=== YOUR GOAL ===
Find the word "name" in the records below. List each line containing it.

:::::

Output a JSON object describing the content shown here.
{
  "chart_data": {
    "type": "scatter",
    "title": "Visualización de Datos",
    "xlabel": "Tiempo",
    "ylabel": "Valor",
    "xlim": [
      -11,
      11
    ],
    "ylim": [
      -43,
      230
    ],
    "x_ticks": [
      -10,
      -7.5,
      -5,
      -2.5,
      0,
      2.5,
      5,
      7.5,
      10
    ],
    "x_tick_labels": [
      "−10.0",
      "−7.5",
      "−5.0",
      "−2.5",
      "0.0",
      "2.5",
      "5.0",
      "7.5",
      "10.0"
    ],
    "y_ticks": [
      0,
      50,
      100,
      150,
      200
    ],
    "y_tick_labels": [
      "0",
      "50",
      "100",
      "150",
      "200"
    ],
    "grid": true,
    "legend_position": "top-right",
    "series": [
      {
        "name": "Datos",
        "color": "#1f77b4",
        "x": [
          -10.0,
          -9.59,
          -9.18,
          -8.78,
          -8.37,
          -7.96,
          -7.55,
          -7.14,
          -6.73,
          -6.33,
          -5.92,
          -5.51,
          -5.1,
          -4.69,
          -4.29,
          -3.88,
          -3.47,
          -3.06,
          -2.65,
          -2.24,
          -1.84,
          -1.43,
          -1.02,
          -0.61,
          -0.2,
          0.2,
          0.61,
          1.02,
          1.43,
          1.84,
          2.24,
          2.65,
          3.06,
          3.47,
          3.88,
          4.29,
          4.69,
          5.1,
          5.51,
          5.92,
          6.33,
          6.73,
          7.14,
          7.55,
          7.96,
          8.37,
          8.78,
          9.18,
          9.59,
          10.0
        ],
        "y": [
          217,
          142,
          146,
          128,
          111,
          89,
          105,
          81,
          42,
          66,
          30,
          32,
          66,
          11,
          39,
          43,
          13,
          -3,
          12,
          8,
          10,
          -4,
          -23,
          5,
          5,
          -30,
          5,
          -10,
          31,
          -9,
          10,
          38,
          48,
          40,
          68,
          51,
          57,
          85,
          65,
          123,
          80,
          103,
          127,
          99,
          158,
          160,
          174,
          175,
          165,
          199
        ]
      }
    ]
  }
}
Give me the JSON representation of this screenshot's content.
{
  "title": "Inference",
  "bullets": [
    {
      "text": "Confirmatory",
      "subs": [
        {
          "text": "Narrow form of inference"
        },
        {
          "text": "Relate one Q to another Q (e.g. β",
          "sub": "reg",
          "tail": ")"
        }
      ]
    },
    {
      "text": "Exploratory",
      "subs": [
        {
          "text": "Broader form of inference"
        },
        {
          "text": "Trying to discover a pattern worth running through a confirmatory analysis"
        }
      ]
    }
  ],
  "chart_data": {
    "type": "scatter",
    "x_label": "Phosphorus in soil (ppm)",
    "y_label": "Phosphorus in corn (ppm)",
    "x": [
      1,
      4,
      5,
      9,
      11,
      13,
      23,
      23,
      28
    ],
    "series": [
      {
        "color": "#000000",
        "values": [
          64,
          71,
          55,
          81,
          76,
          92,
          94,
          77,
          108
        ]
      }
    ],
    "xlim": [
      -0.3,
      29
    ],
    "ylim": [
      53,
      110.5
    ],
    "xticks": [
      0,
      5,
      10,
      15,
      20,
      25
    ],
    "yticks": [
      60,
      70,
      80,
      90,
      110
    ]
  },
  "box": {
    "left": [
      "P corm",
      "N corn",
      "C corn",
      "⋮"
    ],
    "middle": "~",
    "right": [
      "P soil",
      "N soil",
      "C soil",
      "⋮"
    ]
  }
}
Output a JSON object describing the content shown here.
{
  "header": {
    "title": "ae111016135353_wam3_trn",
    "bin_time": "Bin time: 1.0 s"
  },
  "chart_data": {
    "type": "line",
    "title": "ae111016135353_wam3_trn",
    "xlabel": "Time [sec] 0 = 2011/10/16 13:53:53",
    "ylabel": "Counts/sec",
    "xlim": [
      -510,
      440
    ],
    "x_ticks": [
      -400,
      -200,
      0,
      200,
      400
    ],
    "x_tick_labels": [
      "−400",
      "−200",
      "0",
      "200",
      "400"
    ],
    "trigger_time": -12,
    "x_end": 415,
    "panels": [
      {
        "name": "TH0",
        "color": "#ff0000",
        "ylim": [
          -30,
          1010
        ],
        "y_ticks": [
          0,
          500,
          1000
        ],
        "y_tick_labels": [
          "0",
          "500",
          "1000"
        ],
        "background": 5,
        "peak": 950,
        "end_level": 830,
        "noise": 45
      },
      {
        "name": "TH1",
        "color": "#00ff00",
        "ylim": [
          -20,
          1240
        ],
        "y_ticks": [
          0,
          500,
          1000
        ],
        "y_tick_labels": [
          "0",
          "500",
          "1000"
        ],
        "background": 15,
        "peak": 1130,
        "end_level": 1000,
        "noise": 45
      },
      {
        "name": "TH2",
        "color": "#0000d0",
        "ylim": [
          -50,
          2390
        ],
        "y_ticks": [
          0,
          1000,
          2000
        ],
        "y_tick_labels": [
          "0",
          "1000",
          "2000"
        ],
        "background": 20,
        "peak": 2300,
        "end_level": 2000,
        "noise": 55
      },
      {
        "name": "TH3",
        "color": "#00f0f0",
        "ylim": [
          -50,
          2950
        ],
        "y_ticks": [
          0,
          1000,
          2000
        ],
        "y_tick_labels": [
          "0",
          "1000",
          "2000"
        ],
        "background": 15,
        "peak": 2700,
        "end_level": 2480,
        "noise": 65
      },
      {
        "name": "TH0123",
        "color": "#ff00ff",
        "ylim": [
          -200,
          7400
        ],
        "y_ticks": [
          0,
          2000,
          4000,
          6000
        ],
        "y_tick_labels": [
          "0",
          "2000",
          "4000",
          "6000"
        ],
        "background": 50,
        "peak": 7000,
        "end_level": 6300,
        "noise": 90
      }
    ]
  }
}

:::::

=== RESULT OF THIS EXERCISE ===
        "name": "Datos",
        "name": "TH0",
        "name": "TH1",
        "name": "TH2",
        "name": "TH3",
        "name": "TH0123",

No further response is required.